(Dataset items)

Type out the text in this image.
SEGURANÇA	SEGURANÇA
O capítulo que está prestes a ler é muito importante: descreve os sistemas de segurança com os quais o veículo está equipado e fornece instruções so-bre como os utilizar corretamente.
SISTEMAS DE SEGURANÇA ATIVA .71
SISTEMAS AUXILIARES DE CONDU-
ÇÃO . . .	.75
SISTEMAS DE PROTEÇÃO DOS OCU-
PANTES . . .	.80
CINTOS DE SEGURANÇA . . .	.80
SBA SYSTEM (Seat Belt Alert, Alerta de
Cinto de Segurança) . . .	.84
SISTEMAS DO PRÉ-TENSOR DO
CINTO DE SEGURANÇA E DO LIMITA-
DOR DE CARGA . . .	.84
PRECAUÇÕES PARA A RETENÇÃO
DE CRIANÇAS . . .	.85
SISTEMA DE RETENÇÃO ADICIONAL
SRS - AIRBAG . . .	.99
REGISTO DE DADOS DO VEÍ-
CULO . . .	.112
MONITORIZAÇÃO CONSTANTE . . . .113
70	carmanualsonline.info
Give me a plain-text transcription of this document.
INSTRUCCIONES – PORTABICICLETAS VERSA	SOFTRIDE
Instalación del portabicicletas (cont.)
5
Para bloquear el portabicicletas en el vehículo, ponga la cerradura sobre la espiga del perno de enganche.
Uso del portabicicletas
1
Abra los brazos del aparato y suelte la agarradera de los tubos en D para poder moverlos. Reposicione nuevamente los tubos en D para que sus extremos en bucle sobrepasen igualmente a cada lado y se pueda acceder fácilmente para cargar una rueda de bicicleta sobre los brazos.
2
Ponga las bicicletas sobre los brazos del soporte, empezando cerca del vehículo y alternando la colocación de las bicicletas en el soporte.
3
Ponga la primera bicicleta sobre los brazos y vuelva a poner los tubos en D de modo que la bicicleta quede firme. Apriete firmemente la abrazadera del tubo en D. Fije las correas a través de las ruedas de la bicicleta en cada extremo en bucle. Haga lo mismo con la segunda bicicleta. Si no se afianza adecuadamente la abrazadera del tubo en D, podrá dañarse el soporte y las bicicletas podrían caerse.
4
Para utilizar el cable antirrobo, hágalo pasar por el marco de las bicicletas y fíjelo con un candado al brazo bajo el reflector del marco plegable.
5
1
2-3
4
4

### What is expected:
Please quote the data above in full, with no line missing.

### Completed exercise:
Type out the text in this image.
SEGURANÇA	SEGURANÇA
O capítulo que está prestes a ler é muito importante: descreve os sistemas de segurança com os quais o veículo está equipado e fornece instruções so-bre como os utilizar corretamente.
SISTEMAS DE SEGURANÇA ATIVA .71
SISTEMAS AUXILIARES DE CONDU-
ÇÃO . . .	.75
SISTEMAS DE PROTEÇÃO DOS OCU-
PANTES . . .	.80
CINTOS DE SEGURANÇA . . .	.80
SBA SYSTEM (Seat Belt Alert, Alerta de
Cinto de Segurança) . . .	.84
SISTEMAS DO PRÉ-TENSOR DO
CINTO DE SEGURANÇA E DO LIMITA-
DOR DE CARGA . . .	.84
PRECAUÇÕES PARA A RETENÇÃO
DE CRIANÇAS . . .	.85
SISTEMA DE RETENÇÃO ADICIONAL
SRS - AIRBAG . . .	.99
REGISTO DE DADOS DO VEÍ-
CULO . . .	.112
MONITORIZAÇÃO CONSTANTE . . . .113
70	carmanualsonline.info
Give me a plain-text transcription of this document.
INSTRUCCIONES – PORTABICICLETAS VERSA	SOFTRIDE
Instalación del portabicicletas (cont.)
5
Para bloquear el portabicicletas en el vehículo, ponga la cerradura sobre la espiga del perno de enganche.
Uso del portabicicletas
1
Abra los brazos del aparato y suelte la agarradera de los tubos en D para poder moverlos. Reposicione nuevamente los tubos en D para que sus extremos en bucle sobrepasen igualmente a cada lado y se pueda acceder fácilmente para cargar una rueda de bicicleta sobre los brazos.
2
Ponga las bicicletas sobre los brazos del soporte, empezando cerca del vehículo y alternando la colocación de las bicicletas en el soporte.
3
Ponga la primera bicicleta sobre los brazos y vuelva a poner los tubos en D de modo que la bicicleta quede firme. Apriete firmemente la abrazadera del tubo en D. Fije las correas a través de las ruedas de la bicicleta en cada extremo en bucle. Haga lo mismo con la segunda bicicleta. Si no se afianza adecuadamente la abrazadera del tubo en D, podrá dañarse el soporte y las bicicletas podrían caerse.
4
Para utilizar el cable antirrobo, hágalo pasar por el marco de las bicicletas y fíjelo con un candado al brazo bajo el reflector del marco plegable.
5
1
2-3
4
4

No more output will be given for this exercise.